* **WHAT YOU WILL DO**:
Reproduce every line of the material below without alteration, and omit the pictures from your reproduction.

* **SUPPLIED DATA**:

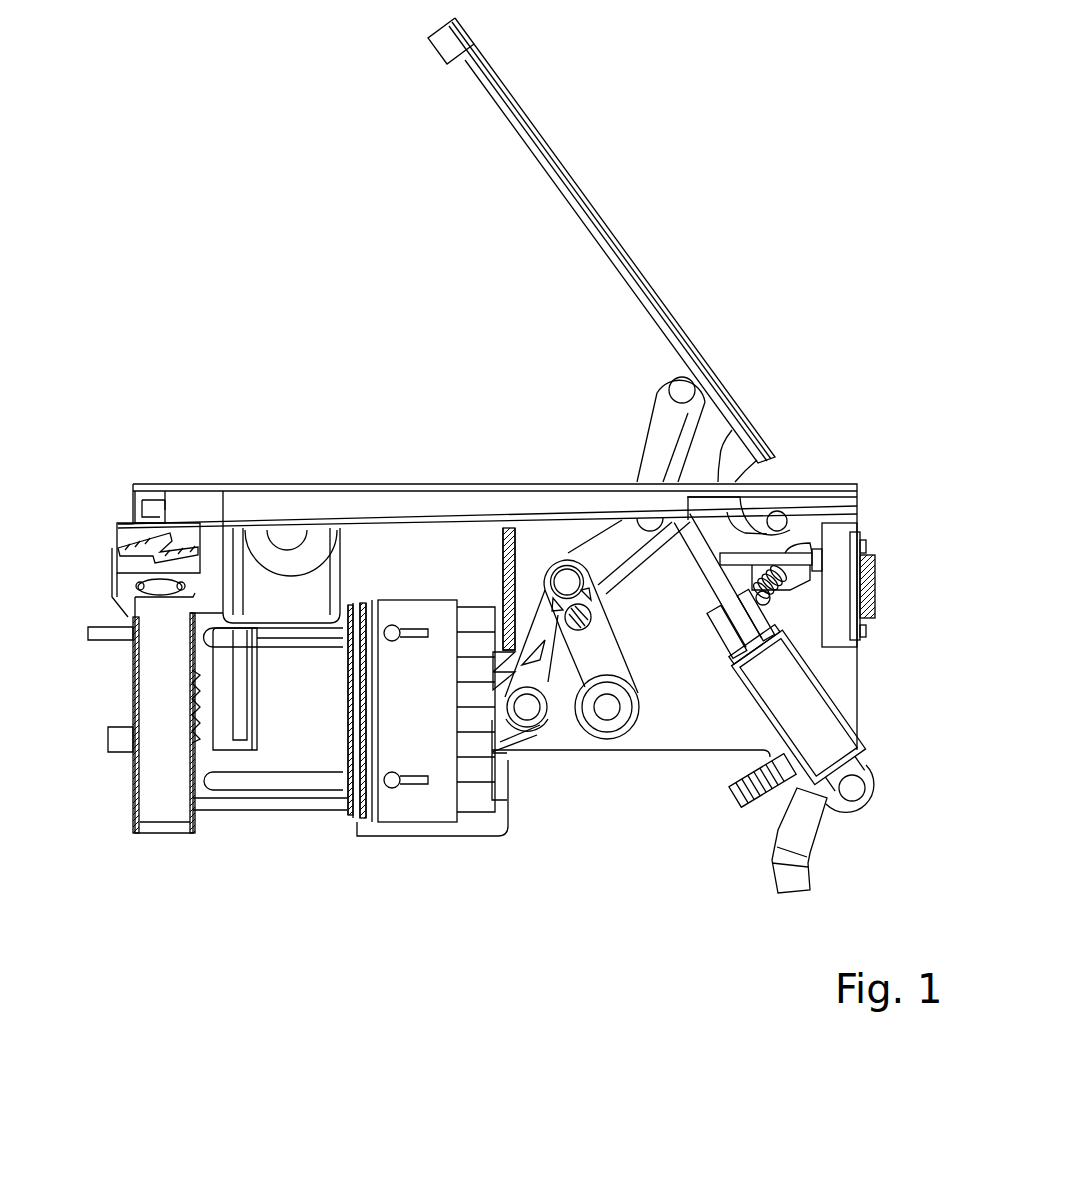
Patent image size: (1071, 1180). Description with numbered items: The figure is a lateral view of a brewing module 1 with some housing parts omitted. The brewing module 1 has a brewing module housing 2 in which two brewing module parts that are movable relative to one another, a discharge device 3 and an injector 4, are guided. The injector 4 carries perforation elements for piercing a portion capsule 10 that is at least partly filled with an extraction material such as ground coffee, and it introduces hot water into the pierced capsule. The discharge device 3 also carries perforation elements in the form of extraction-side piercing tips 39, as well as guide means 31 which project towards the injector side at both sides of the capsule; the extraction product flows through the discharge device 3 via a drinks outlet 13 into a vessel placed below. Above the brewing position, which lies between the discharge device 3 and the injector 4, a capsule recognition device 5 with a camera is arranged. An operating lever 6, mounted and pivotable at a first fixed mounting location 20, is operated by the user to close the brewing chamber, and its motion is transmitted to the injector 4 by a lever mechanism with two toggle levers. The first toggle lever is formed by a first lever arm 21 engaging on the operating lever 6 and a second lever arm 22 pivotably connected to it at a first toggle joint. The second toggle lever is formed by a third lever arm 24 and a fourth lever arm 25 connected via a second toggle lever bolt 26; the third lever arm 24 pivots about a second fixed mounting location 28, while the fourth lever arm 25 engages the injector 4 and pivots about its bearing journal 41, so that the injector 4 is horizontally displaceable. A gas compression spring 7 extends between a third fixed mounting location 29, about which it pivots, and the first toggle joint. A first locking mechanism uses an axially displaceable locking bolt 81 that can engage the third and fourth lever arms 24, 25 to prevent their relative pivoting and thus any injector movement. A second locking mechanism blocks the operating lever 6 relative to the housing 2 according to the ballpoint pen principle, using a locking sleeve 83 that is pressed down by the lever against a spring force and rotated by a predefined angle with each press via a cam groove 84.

The brewing module 1 is at (878, 517).
The brewing module housing 2 is at (207, 522).
The discharge device 3 is at (162, 787).
The injector 4 is at (428, 693).
The capsule recognition device 5 is at (835, 577).
The operating lever 6 is at (595, 218).
The gas compression spring 7 is at (802, 708).
The portion capsule 10 is at (278, 600).
The drinks outlet 13 is at (122, 738).
The first fixed mounting location 20 is at (780, 511).
The first lever arm 21 is at (670, 433).
The second lever arm 22 is at (608, 552).
The third lever arm 24 is at (587, 663).
The fourth lever arm 25 is at (549, 611).
The second toggle lever bolt 26 is at (567, 574).
The second fixed mounting location 28 is at (607, 708).
The third fixed mounting location 29 is at (860, 787).
The guide means 31 is at (233, 665).
The extraction-side piercing tips 39 is at (200, 742).
The bearing journal 41 is at (533, 727).
The locking bolt 81 is at (538, 657).
The locking sleeve 83 is at (127, 503).
The cam groove 84 is at (113, 542).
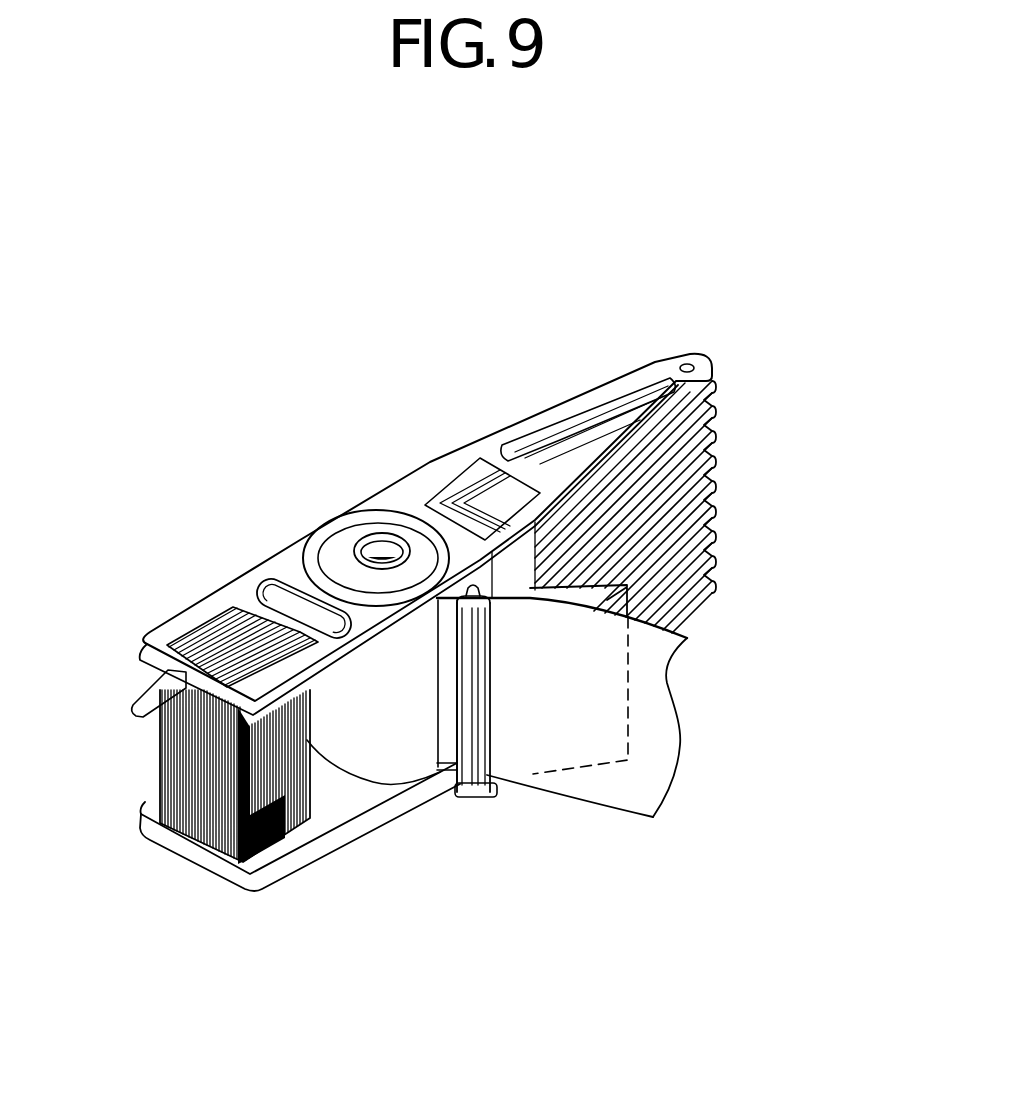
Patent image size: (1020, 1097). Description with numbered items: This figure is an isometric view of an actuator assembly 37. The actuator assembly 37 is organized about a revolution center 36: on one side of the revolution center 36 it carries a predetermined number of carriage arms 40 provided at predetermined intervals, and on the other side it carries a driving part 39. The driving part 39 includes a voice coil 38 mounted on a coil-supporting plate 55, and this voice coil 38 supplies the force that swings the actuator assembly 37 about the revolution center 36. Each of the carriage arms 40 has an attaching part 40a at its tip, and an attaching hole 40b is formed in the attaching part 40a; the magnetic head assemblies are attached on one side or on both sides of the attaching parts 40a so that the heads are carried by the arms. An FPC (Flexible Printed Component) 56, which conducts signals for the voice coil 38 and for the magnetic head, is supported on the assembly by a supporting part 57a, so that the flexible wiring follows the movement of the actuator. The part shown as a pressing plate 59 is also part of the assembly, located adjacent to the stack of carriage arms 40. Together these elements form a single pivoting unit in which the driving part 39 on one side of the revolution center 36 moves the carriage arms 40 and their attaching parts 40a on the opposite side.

The revolution center 36 is at (365, 548).
The actuator assembly 37 is at (384, 488).
The voice coil 38 is at (187, 838).
The driving part 39 is at (178, 610).
The carriage arms 40 is at (477, 447).
The attaching part 40a is at (680, 357).
The attaching hole 40b is at (692, 357).
The coil-supporting plate 55 is at (373, 828).
The FPC (Flexible Printed Component) 56 is at (650, 800).
The supporting part 57a is at (487, 684).
The pressing plate 59 is at (676, 607).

* **EXERCISE RESPONSE**:
Patent image size: (1071, 1180). Description with numbered items: The figure is a lateral view of a brewing module 1 with some housing parts omitted. The brewing module 1 has a brewing module housing 2 in which two brewing module parts that are movable relative to one another, a discharge device 3 and an injector 4, are guided. The injector 4 carries perforation elements for piercing a portion capsule 10 that is at least partly filled with an extraction material such as ground coffee, and it introduces hot water into the pierced capsule. The discharge device 3 also carries perforation elements in the form of extraction-side piercing tips 39, as well as guide means 31 which project towards the injector side at both sides of the capsule; the extraction product flows through the discharge device 3 via a drinks outlet 13 into a vessel placed below. Above the brewing position, which lies between the discharge device 3 and the injector 4, a capsule recognition device 5 with a camera is arranged. An operating lever 6, mounted and pivotable at a first fixed mounting location 20, is operated by the user to close the brewing chamber, and its motion is transmitted to the injector 4 by a lever mechanism with two toggle levers. The first toggle lever is formed by a first lever arm 21 engaging on the operating lever 6 and a second lever arm 22 pivotably connected to it at a first toggle joint. The second toggle lever is formed by a third lever arm 24 and a fourth lever arm 25 connected via a second toggle lever bolt 26; the third lever arm 24 pivots about a second fixed mounting location 28, while the fourth lever arm 25 engages the injector 4 and pivots about its bearing journal 41, so that the injector 4 is horizontally displaceable. A gas compression spring 7 extends between a third fixed mounting location 29, about which it pivots, and the first toggle joint. A first locking mechanism uses an axially displaceable locking bolt 81 that can engage the third and fourth lever arms 24, 25 to prevent their relative pivoting and thus any injector movement. A second locking mechanism blocks the operating lever 6 relative to the housing 2 according to the ballpoint pen principle, using a locking sleeve 83 that is pressed down by the lever against a spring force and rotated by a predefined angle with each press via a cam groove 84.

The brewing module 1 is at (878, 517).
The brewing module housing 2 is at (207, 522).
The discharge device 3 is at (162, 787).
The injector 4 is at (428, 693).
The capsule recognition device 5 is at (835, 577).
The operating lever 6 is at (595, 218).
The gas compression spring 7 is at (802, 708).
The portion capsule 10 is at (278, 600).
The drinks outlet 13 is at (122, 738).
The first fixed mounting location 20 is at (780, 511).
The first lever arm 21 is at (670, 433).
The second lever arm 22 is at (608, 552).
The third lever arm 24 is at (587, 663).
The fourth lever arm 25 is at (549, 611).
The second toggle lever bolt 26 is at (567, 574).
The second fixed mounting location 28 is at (607, 708).
The third fixed mounting location 29 is at (860, 787).
The guide means 31 is at (233, 665).
The extraction-side piercing tips 39 is at (200, 742).
The bearing journal 41 is at (533, 727).
The locking bolt 81 is at (538, 657).
The locking sleeve 83 is at (127, 503).
The cam groove 84 is at (113, 542).
Patent image size: (1020, 1097). Description with numbered items: This figure is an isometric view of an actuator assembly 37. The actuator assembly 37 is organized about a revolution center 36: on one side of the revolution center 36 it carries a predetermined number of carriage arms 40 provided at predetermined intervals, and on the other side it carries a driving part 39. The driving part 39 includes a voice coil 38 mounted on a coil-supporting plate 55, and this voice coil 38 supplies the force that swings the actuator assembly 37 about the revolution center 36. Each of the carriage arms 40 has an attaching part 40a at its tip, and an attaching hole 40b is formed in the attaching part 40a; the magnetic head assemblies are attached on one side or on both sides of the attaching parts 40a so that the heads are carried by the arms. An FPC (Flexible Printed Component) 56, which conducts signals for the voice coil 38 and for the magnetic head, is supported on the assembly by a supporting part 57a, so that the flexible wiring follows the movement of the actuator. The part shown as a pressing plate 59 is also part of the assembly, located adjacent to the stack of carriage arms 40. Together these elements form a single pivoting unit in which the driving part 39 on one side of the revolution center 36 moves the carriage arms 40 and their attaching parts 40a on the opposite side.

The revolution center 36 is at (365, 548).
The actuator assembly 37 is at (384, 488).
The voice coil 38 is at (187, 838).
The driving part 39 is at (178, 610).
The carriage arms 40 is at (477, 447).
The attaching part 40a is at (680, 357).
The attaching hole 40b is at (692, 357).
The coil-supporting plate 55 is at (373, 828).
The FPC (Flexible Printed Component) 56 is at (650, 800).
The supporting part 57a is at (487, 684).
The pressing plate 59 is at (676, 607).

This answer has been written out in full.